◆ **Aim**:
In the entries below, find every line with "ylabel" and copy it.
------------------------------------------------------------------------
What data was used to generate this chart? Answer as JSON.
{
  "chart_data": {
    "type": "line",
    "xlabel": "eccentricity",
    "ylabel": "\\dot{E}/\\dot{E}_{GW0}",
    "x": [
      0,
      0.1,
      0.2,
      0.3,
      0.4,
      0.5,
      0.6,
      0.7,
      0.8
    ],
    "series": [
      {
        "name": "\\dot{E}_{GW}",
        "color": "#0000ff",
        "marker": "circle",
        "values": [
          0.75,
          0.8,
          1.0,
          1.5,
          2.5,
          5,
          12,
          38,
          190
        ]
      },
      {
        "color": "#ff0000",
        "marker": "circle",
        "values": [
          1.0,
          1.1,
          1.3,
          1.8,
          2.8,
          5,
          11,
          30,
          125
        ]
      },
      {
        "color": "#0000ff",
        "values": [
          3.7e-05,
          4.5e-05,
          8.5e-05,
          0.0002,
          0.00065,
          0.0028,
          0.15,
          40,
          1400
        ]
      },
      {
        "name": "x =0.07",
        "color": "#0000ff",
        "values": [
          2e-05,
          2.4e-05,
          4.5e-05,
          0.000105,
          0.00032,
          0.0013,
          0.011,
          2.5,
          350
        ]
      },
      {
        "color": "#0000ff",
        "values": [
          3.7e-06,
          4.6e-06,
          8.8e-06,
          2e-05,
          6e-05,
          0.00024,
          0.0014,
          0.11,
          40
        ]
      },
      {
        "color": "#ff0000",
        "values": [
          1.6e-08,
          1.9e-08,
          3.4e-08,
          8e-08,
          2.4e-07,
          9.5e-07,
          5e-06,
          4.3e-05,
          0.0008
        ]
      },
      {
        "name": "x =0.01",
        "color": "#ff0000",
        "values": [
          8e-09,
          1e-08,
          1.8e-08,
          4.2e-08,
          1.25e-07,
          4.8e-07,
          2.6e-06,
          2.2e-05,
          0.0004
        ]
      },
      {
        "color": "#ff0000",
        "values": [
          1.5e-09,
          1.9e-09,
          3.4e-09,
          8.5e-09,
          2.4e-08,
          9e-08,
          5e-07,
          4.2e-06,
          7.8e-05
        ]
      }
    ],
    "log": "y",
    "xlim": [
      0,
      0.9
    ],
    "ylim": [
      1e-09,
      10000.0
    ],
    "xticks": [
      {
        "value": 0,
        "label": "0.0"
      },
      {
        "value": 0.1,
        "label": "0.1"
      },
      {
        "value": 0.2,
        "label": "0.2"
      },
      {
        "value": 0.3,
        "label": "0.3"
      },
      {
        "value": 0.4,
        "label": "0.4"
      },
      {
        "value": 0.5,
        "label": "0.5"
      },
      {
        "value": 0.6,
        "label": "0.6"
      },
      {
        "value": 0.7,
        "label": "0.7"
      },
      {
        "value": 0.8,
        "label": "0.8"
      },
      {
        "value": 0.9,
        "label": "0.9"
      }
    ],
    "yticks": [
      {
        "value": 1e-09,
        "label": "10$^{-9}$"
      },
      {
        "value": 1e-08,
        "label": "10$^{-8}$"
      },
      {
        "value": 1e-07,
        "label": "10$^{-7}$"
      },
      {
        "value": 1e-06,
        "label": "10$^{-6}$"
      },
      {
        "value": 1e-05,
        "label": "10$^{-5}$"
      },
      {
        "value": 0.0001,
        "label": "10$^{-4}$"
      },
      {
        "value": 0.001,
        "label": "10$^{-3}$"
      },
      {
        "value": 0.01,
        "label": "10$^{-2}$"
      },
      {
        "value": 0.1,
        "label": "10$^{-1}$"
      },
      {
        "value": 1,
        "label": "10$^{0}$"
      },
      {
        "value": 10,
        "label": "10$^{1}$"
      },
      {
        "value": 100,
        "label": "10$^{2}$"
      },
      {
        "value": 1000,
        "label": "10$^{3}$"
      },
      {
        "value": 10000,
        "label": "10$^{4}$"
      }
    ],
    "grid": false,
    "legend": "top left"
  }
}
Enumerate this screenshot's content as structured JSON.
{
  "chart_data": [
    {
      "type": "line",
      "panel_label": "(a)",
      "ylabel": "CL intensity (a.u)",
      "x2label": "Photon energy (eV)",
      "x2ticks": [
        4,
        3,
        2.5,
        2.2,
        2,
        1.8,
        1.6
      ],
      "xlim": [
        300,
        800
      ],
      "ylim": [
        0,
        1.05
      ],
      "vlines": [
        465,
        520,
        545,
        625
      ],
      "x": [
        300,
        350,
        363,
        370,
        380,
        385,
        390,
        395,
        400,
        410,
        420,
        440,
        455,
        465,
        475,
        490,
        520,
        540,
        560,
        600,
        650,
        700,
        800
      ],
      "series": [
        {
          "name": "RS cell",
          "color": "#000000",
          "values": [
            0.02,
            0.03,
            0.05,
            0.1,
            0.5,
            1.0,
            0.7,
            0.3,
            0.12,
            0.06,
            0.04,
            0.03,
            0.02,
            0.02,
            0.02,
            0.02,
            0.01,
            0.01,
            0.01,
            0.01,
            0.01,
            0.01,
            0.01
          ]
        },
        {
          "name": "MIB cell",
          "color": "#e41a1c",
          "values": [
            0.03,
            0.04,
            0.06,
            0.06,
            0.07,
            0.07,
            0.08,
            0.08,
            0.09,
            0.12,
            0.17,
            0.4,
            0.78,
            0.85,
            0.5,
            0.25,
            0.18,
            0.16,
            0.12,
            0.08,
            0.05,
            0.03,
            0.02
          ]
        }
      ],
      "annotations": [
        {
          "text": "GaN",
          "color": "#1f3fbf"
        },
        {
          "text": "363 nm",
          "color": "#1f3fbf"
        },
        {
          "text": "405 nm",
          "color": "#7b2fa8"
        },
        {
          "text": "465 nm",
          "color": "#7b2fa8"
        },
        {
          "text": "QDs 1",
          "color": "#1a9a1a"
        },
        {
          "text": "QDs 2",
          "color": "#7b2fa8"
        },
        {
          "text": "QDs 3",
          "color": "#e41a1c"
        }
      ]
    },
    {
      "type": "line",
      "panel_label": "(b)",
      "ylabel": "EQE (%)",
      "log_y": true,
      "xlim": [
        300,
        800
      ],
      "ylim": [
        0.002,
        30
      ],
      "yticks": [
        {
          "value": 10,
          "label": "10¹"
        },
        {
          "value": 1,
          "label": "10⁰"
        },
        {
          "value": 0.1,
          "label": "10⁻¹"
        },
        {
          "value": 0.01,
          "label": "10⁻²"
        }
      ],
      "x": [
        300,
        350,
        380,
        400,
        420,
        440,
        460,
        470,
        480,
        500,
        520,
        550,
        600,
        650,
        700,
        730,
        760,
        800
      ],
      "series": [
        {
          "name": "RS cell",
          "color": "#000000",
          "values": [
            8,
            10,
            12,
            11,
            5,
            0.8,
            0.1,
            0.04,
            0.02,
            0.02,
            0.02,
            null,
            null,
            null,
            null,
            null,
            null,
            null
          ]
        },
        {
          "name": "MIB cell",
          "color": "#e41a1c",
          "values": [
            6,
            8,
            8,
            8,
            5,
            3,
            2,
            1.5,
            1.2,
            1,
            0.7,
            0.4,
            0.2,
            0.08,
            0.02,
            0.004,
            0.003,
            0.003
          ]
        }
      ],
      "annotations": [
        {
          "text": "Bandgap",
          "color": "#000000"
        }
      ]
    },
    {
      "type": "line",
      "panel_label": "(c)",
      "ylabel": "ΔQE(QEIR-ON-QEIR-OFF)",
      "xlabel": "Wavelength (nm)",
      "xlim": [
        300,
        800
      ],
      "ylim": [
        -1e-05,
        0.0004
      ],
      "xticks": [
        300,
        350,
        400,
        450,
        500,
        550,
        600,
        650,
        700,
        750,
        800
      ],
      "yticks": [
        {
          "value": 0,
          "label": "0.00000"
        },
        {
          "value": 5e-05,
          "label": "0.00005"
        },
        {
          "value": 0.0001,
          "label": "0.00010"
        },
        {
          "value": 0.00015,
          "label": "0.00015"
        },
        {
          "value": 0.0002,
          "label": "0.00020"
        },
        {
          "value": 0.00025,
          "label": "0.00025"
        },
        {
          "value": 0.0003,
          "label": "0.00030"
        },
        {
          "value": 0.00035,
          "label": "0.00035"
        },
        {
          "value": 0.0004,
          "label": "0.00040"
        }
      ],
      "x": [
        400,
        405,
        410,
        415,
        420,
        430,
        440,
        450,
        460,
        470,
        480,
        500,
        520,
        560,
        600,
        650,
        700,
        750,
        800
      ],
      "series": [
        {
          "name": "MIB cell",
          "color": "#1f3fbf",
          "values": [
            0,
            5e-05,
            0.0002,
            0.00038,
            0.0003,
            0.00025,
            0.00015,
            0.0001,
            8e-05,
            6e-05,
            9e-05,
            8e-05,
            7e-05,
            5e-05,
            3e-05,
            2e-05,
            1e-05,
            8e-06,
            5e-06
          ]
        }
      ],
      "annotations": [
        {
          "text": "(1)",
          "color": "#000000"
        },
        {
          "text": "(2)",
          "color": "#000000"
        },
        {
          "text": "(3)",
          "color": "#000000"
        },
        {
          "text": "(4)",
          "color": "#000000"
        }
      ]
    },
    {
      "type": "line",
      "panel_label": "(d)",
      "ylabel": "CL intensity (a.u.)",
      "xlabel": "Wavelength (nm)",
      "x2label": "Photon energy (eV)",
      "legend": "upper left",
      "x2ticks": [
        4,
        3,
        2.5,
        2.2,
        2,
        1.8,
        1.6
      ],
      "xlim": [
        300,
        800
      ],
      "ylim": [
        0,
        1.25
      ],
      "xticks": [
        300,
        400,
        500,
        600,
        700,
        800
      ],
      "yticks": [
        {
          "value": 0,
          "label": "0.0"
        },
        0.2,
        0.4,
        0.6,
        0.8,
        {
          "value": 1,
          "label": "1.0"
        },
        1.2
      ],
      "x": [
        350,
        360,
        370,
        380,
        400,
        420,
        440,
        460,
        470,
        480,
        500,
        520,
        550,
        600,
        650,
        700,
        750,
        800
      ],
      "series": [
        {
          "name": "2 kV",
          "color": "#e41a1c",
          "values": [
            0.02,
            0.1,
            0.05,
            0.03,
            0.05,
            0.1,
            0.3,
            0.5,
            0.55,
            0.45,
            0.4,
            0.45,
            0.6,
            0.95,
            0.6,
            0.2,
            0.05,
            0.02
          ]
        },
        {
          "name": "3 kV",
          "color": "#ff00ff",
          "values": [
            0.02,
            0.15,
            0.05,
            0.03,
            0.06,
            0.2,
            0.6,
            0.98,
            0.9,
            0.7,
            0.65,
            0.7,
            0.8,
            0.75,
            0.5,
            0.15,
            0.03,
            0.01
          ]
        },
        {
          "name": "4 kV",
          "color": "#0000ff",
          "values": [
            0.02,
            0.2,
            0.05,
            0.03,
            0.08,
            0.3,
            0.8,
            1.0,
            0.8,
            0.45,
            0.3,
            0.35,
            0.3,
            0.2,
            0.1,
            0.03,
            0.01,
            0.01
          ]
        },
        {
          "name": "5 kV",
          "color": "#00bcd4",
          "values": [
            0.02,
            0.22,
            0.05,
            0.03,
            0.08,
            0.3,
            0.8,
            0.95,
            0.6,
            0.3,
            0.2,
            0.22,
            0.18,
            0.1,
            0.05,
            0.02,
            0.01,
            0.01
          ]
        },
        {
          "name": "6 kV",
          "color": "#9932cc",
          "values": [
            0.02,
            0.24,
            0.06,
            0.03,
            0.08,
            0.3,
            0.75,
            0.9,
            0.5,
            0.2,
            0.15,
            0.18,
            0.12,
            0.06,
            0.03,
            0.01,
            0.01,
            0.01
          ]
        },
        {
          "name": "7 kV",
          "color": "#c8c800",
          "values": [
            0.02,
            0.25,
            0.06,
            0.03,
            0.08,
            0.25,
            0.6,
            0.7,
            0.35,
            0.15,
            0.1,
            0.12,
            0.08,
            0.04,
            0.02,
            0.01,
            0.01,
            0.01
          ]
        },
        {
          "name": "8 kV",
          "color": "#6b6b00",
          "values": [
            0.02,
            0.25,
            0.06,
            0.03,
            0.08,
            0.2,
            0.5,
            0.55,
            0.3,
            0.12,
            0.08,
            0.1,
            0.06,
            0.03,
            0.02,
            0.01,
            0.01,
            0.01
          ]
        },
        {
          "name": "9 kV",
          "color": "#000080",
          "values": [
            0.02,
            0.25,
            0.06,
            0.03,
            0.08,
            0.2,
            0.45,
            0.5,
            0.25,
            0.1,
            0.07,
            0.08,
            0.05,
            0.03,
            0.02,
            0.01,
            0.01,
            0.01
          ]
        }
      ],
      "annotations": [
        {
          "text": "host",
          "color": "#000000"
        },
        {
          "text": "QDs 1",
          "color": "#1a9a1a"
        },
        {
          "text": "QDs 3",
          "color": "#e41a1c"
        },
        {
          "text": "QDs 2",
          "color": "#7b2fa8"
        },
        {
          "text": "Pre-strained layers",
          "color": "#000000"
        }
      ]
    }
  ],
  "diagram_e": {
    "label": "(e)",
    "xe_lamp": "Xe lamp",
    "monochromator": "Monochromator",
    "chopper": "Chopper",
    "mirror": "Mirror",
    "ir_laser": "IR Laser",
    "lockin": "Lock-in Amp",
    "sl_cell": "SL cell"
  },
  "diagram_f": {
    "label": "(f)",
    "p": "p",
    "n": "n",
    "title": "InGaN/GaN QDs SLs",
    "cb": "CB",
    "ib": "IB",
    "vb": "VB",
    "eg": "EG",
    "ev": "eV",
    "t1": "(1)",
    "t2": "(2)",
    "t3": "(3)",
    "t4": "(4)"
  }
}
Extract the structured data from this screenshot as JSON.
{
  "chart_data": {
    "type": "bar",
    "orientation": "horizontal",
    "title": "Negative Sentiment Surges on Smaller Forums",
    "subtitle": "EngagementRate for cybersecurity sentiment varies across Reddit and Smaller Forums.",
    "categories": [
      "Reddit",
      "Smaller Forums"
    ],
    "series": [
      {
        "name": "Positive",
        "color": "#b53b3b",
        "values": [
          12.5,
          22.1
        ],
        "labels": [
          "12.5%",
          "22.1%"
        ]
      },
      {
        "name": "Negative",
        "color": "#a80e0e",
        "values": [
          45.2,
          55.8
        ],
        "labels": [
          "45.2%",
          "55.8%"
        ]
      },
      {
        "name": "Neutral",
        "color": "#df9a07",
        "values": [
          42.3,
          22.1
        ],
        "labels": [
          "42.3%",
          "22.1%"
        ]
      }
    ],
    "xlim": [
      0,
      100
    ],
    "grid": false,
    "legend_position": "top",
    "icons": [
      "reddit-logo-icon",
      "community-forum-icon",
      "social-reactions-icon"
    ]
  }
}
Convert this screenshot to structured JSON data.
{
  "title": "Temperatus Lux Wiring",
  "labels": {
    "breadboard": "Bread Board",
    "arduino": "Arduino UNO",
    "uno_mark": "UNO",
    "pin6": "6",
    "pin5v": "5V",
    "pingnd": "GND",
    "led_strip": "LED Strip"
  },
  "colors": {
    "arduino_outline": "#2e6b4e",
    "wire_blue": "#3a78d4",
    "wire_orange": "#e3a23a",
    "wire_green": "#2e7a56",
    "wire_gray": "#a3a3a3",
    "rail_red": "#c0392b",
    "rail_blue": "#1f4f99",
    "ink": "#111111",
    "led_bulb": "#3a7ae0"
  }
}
------------------------------------------------------------------------
◆ **Final result**:
    "ylabel": "\\dot{E}/\\dot{E}_{GW0}",
      "ylabel": "CL intensity (a.u)",
      "ylabel": "EQE (%)",
      "ylabel": "ΔQE(QEIR-ON-QEIR-OFF)",
      "ylabel": "CL intensity (a.u.)",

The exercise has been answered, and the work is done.